------ Stored records ------

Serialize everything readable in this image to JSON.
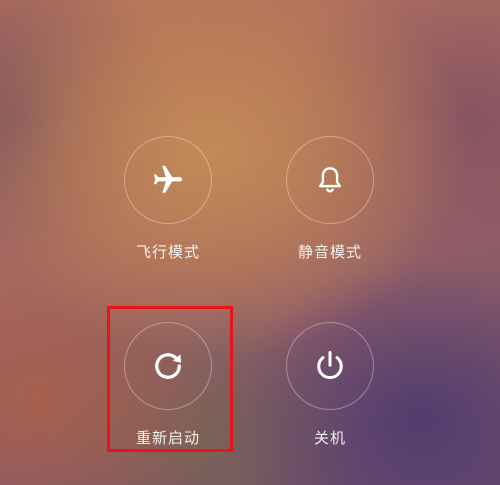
{
  "power_menu": {
    "items": [
      {
        "label": "飞行模式",
        "icon": "airplane-icon"
      },
      {
        "label": "静音模式",
        "icon": "bell-icon"
      },
      {
        "label": "重新启动",
        "icon": "restart-icon"
      },
      {
        "label": "关机",
        "icon": "power-icon"
      }
    ]
  },
  "colors": {
    "icon": "#ffffff",
    "highlight": "#e8141a"
  }
}
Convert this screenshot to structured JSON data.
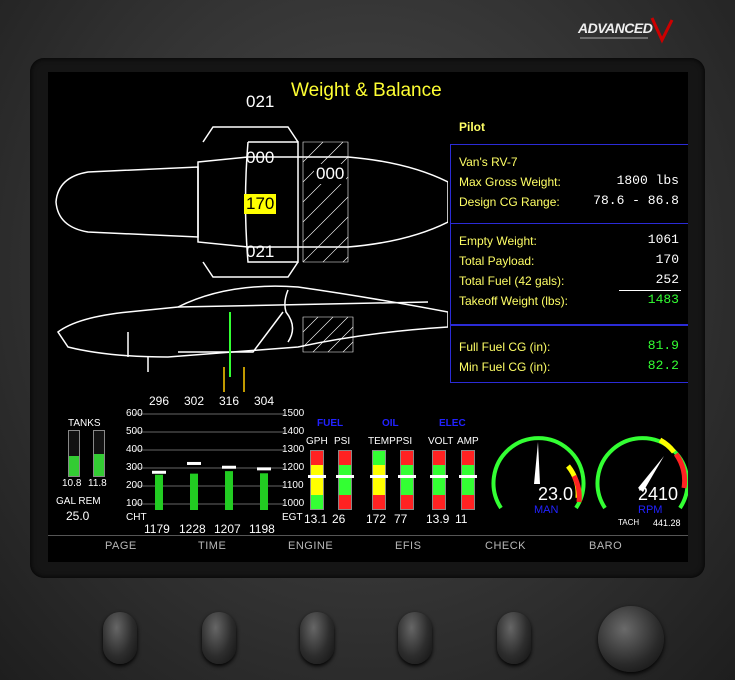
{
  "brand": {
    "name": "ADVANCED"
  },
  "screen": {
    "title": "Weight & Balance",
    "top_view": {
      "front_row_top": "021",
      "front_seat": "000",
      "rear_seat": "000",
      "pilot_weight": "170",
      "front_row_bottom": "021"
    },
    "panel": {
      "pilot_label": "Pilot",
      "aircraft": "Van's RV-7",
      "max_gross_label": "Max Gross Weight:",
      "max_gross_value": "1800  lbs",
      "design_cg_label": "Design CG Range:",
      "design_cg_value": "78.6 - 86.8",
      "empty_weight_label": "Empty Weight:",
      "empty_weight_value": "1061",
      "total_payload_label": "Total Payload:",
      "total_payload_value": "170",
      "total_fuel_label": "Total Fuel (42 gals):",
      "total_fuel_value": "252",
      "takeoff_weight_label": "Takeoff Weight (lbs):",
      "takeoff_weight_value": "1483",
      "full_fuel_cg_label": "Full Fuel CG (in):",
      "full_fuel_cg_value": "81.9",
      "min_fuel_cg_label": "Min Fuel CG (in):",
      "min_fuel_cg_value": "82.2"
    },
    "engine": {
      "tanks_label": "TANKS",
      "tank_left": "10.8",
      "tank_right": "11.8",
      "tank_left_level": 0.45,
      "tank_right_level": 0.5,
      "gal_rem_label": "GAL REM",
      "gal_rem_value": "25.0",
      "cht_top": [
        "296",
        "302",
        "316",
        "304"
      ],
      "egt_bottom": [
        "1179",
        "1228",
        "1207",
        "1198"
      ],
      "cht_scale": [
        "600",
        "500",
        "400",
        "300",
        "200",
        "100"
      ],
      "egt_scale": [
        "1500",
        "1400",
        "1300",
        "1200",
        "1100",
        "1000"
      ],
      "cht_label": "CHT",
      "egt_label": "EGT",
      "fuel_label": "FUEL",
      "oil_label": "OIL",
      "elec_label": "ELEC",
      "gauges": [
        {
          "label": "GPH",
          "value": "13.1"
        },
        {
          "label": "PSI",
          "value": "26"
        },
        {
          "label": "TEMP",
          "value": "172"
        },
        {
          "label": "PSI",
          "value": "77"
        },
        {
          "label": "VOLT",
          "value": "13.9"
        },
        {
          "label": "AMP",
          "value": "11"
        }
      ],
      "man_value": "23.0",
      "man_label": "MAN",
      "rpm_value": "2410",
      "rpm_label": "RPM",
      "tach_label": "TACH",
      "tach_value": "441.28"
    },
    "softkeys": [
      "PAGE",
      "TIME",
      "ENGINE",
      "EFIS",
      "CHECK",
      "BARO"
    ]
  },
  "colors": {
    "accent": "#ffff33",
    "panel_border": "#2b2bd6",
    "good": "#33ff33",
    "caution": "#ffff00",
    "warning": "#ff2222",
    "header_blue": "#2222ff"
  }
}
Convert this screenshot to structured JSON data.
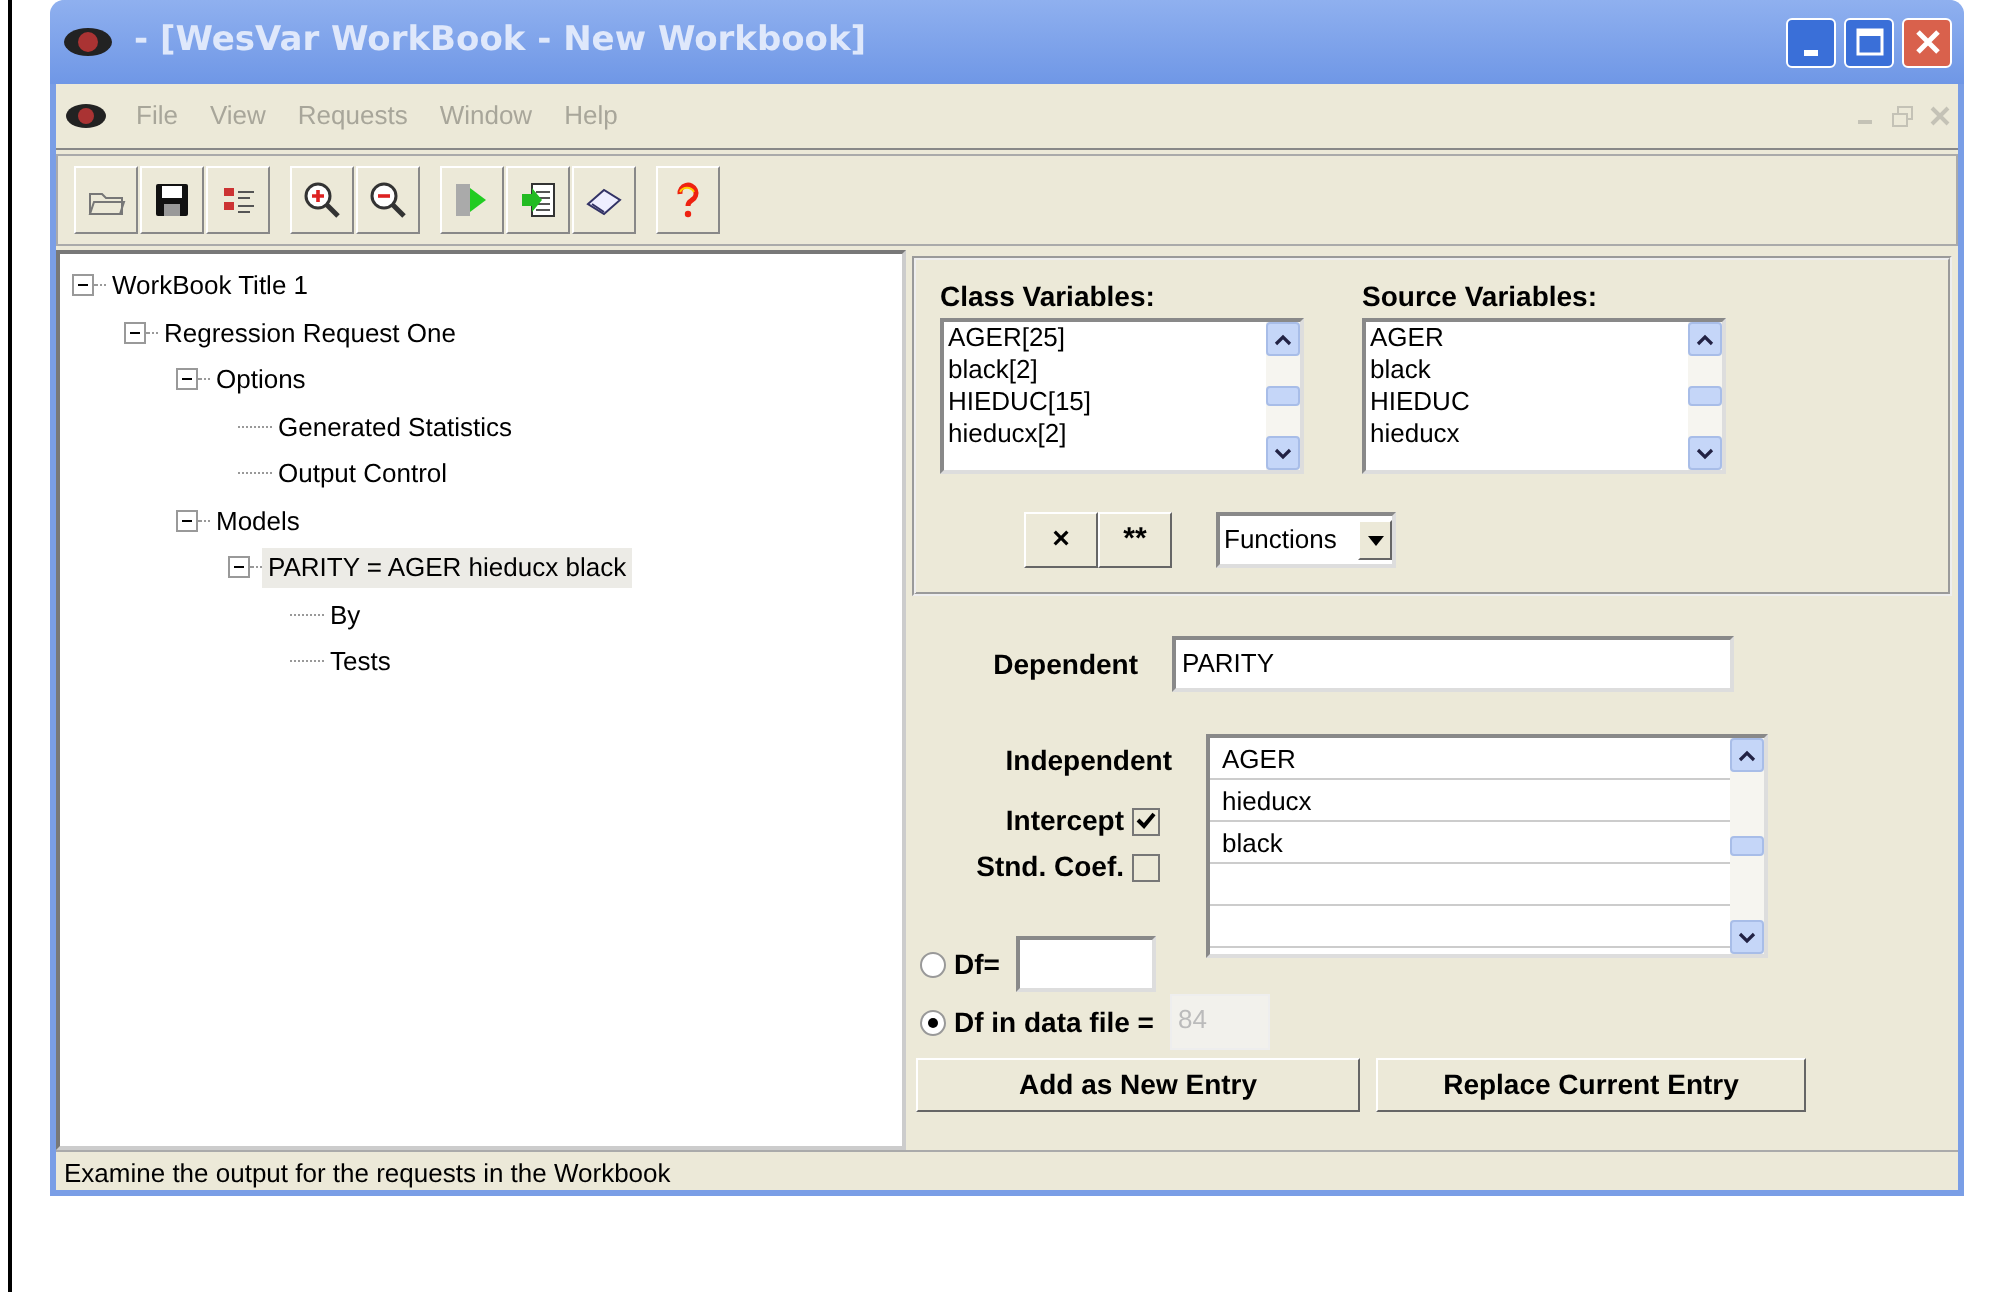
{
  "window": {
    "title": "- [WesVar WorkBook - New Workbook]"
  },
  "menu": [
    {
      "label": "File",
      "disabled": true
    },
    {
      "label": "View",
      "disabled": true
    },
    {
      "label": "Requests",
      "disabled": true
    },
    {
      "label": "Window",
      "disabled": true
    },
    {
      "label": "Help",
      "disabled": true
    }
  ],
  "tree": [
    {
      "label": "WorkBook Title 1",
      "expanded": true,
      "selected": false,
      "children": [
        {
          "label": "Regression Request One",
          "expanded": true,
          "selected": false,
          "children": [
            {
              "label": "Options",
              "expanded": true,
              "selected": false,
              "children": [
                {
                  "label": "Generated Statistics",
                  "selected": false
                },
                {
                  "label": "Output Control",
                  "selected": false
                }
              ]
            },
            {
              "label": "Models",
              "expanded": true,
              "selected": false,
              "children": [
                {
                  "label": "PARITY = AGER hieducx black",
                  "expanded": true,
                  "selected": true,
                  "children": [
                    {
                      "label": "By",
                      "selected": false
                    },
                    {
                      "label": "Tests",
                      "selected": false
                    }
                  ]
                }
              ]
            }
          ]
        }
      ]
    }
  ],
  "class_variables": {
    "label": "Class Variables:",
    "items": [
      "AGER[25]",
      "black[2]",
      "HIEDUC[15]",
      "hieducx[2]"
    ]
  },
  "source_variables": {
    "label": "Source Variables:",
    "items": [
      "AGER",
      "black",
      "HIEDUC",
      "hieducx"
    ]
  },
  "operator_buttons": [
    "×",
    "**"
  ],
  "functions_dropdown": {
    "value": "Functions"
  },
  "dependent": {
    "label": "Dependent",
    "value": "PARITY"
  },
  "independent": {
    "label": "Independent",
    "items": [
      "AGER",
      "hieducx",
      "black"
    ]
  },
  "checkboxes": [
    {
      "label": "Intercept",
      "checked": true
    },
    {
      "label": "Stnd. Coef.",
      "checked": false
    }
  ],
  "df_options": [
    {
      "label": "Df=",
      "selected": false,
      "disabled": false
    },
    {
      "label": "Df in data file =",
      "selected": true,
      "value": "84",
      "disabled": true
    }
  ],
  "buttons": [
    "Add as New Entry",
    "Replace Current Entry"
  ],
  "status_bar": "Examine the output for the requests in the Workbook"
}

------

== What to work on ==
Reproduce every line exactly and omit all pictures.

== Written answer ==
Serialize everything readable in this image to JSON.
{
  "power_menu": {
    "items": [
      {
        "label": "飞行模式",
        "icon": "airplane-icon"
      },
      {
        "label": "静音模式",
        "icon": "bell-icon"
      },
      {
        "label": "重新启动",
        "icon": "restart-icon"
      },
      {
        "label": "关机",
        "icon": "power-icon"
      }
    ]
  },
  "colors": {
    "icon": "#ffffff",
    "highlight": "#e8141a"
  }
}
Convert this screenshot to structured JSON data.
{
  "brand": {
    "name": "ADVANCED"
  },
  "screen": {
    "title": "Weight & Balance",
    "top_view": {
      "front_row_top": "021",
      "front_seat": "000",
      "rear_seat": "000",
      "pilot_weight": "170",
      "front_row_bottom": "021"
    },
    "panel": {
      "pilot_label": "Pilot",
      "aircraft": "Van's RV-7",
      "max_gross_label": "Max Gross Weight:",
      "max_gross_value": "1800  lbs",
      "design_cg_label": "Design CG Range:",
      "design_cg_value": "78.6 - 86.8",
      "empty_weight_label": "Empty Weight:",
      "empty_weight_value": "1061",
      "total_payload_label": "Total Payload:",
      "total_payload_value": "170",
      "total_fuel_label": "Total Fuel (42 gals):",
      "total_fuel_value": "252",
      "takeoff_weight_label": "Takeoff Weight (lbs):",
      "takeoff_weight_value": "1483",
      "full_fuel_cg_label": "Full Fuel CG (in):",
      "full_fuel_cg_value": "81.9",
      "min_fuel_cg_label": "Min Fuel CG (in):",
      "min_fuel_cg_value": "82.2"
    },
    "engine": {
      "tanks_label": "TANKS",
      "tank_left": "10.8",
      "tank_right": "11.8",
      "tank_left_level": 0.45,
      "tank_right_level": 0.5,
      "gal_rem_label": "GAL REM",
      "gal_rem_value": "25.0",
      "cht_top": [
        "296",
        "302",
        "316",
        "304"
      ],
      "egt_bottom": [
        "1179",
        "1228",
        "1207",
        "1198"
      ],
      "cht_scale": [
        "600",
        "500",
        "400",
        "300",
        "200",
        "100"
      ],
      "egt_scale": [
        "1500",
        "1400",
        "1300",
        "1200",
        "1100",
        "1000"
      ],
      "cht_label": "CHT",
      "egt_label": "EGT",
      "fuel_label": "FUEL",
      "oil_label": "OIL",
      "elec_label": "ELEC",
      "gauges": [
        {
          "label": "GPH",
          "value": "13.1"
        },
        {
          "label": "PSI",
          "value": "26"
        },
        {
          "label": "TEMP",
          "value": "172"
        },
        {
          "label": "PSI",
          "value": "77"
        },
        {
          "label": "VOLT",
          "value": "13.9"
        },
        {
          "label": "AMP",
          "value": "11"
        }
      ],
      "man_value": "23.0",
      "man_label": "MAN",
      "rpm_value": "2410",
      "rpm_label": "RPM",
      "tach_label": "TACH",
      "tach_value": "441.28"
    },
    "softkeys": [
      "PAGE",
      "TIME",
      "ENGINE",
      "EFIS",
      "CHECK",
      "BARO"
    ]
  },
  "colors": {
    "accent": "#ffff33",
    "panel_border": "#2b2bd6",
    "good": "#33ff33",
    "caution": "#ffff00",
    "warning": "#ff2222",
    "header_blue": "#2222ff"
  }
}
Convert this screenshot to structured JSON data.
{
  "window": {
    "title": "- [WesVar WorkBook - New Workbook]"
  },
  "menu": [
    {
      "label": "File",
      "disabled": true
    },
    {
      "label": "View",
      "disabled": true
    },
    {
      "label": "Requests",
      "disabled": true
    },
    {
      "label": "Window",
      "disabled": true
    },
    {
      "label": "Help",
      "disabled": true
    }
  ],
  "tree": [
    {
      "label": "WorkBook Title 1",
      "expanded": true,
      "selected": false,
      "children": [
        {
          "label": "Regression Request One",
          "expanded": true,
          "selected": false,
          "children": [
            {
              "label": "Options",
              "expanded": true,
              "selected": false,
              "children": [
                {
                  "label": "Generated Statistics",
                  "selected": false
                },
                {
                  "label": "Output Control",
                  "selected": false
                }
              ]
            },
            {
              "label": "Models",
              "expanded": true,
              "selected": false,
              "children": [
                {
                  "label": "PARITY = AGER hieducx black",
                  "expanded": true,
                  "selected": true,
                  "children": [
                    {
                      "label": "By",
                      "selected": false
                    },
                    {
                      "label": "Tests",
                      "selected": false
                    }
                  ]
                }
              ]
            }
          ]
        }
      ]
    }
  ],
  "class_variables": {
    "label": "Class Variables:",
    "items": [
      "AGER[25]",
      "black[2]",
      "HIEDUC[15]",
      "hieducx[2]"
    ]
  },
  "source_variables": {
    "label": "Source Variables:",
    "items": [
      "AGER",
      "black",
      "HIEDUC",
      "hieducx"
    ]
  },
  "operator_buttons": [
    "×",
    "**"
  ],
  "functions_dropdown": {
    "value": "Functions"
  },
  "dependent": {
    "label": "Dependent",
    "value": "PARITY"
  },
  "independent": {
    "label": "Independent",
    "items": [
      "AGER",
      "hieducx",
      "black"
    ]
  },
  "checkboxes": [
    {
      "label": "Intercept",
      "checked": true
    },
    {
      "label": "Stnd. Coef.",
      "checked": false
    }
  ],
  "df_options": [
    {
      "label": "Df=",
      "selected": false,
      "disabled": false
    },
    {
      "label": "Df in data file =",
      "selected": true,
      "value": "84",
      "disabled": true
    }
  ],
  "buttons": [
    "Add as New Entry",
    "Replace Current Entry"
  ],
  "status_bar": "Examine the output for the requests in the Workbook"
}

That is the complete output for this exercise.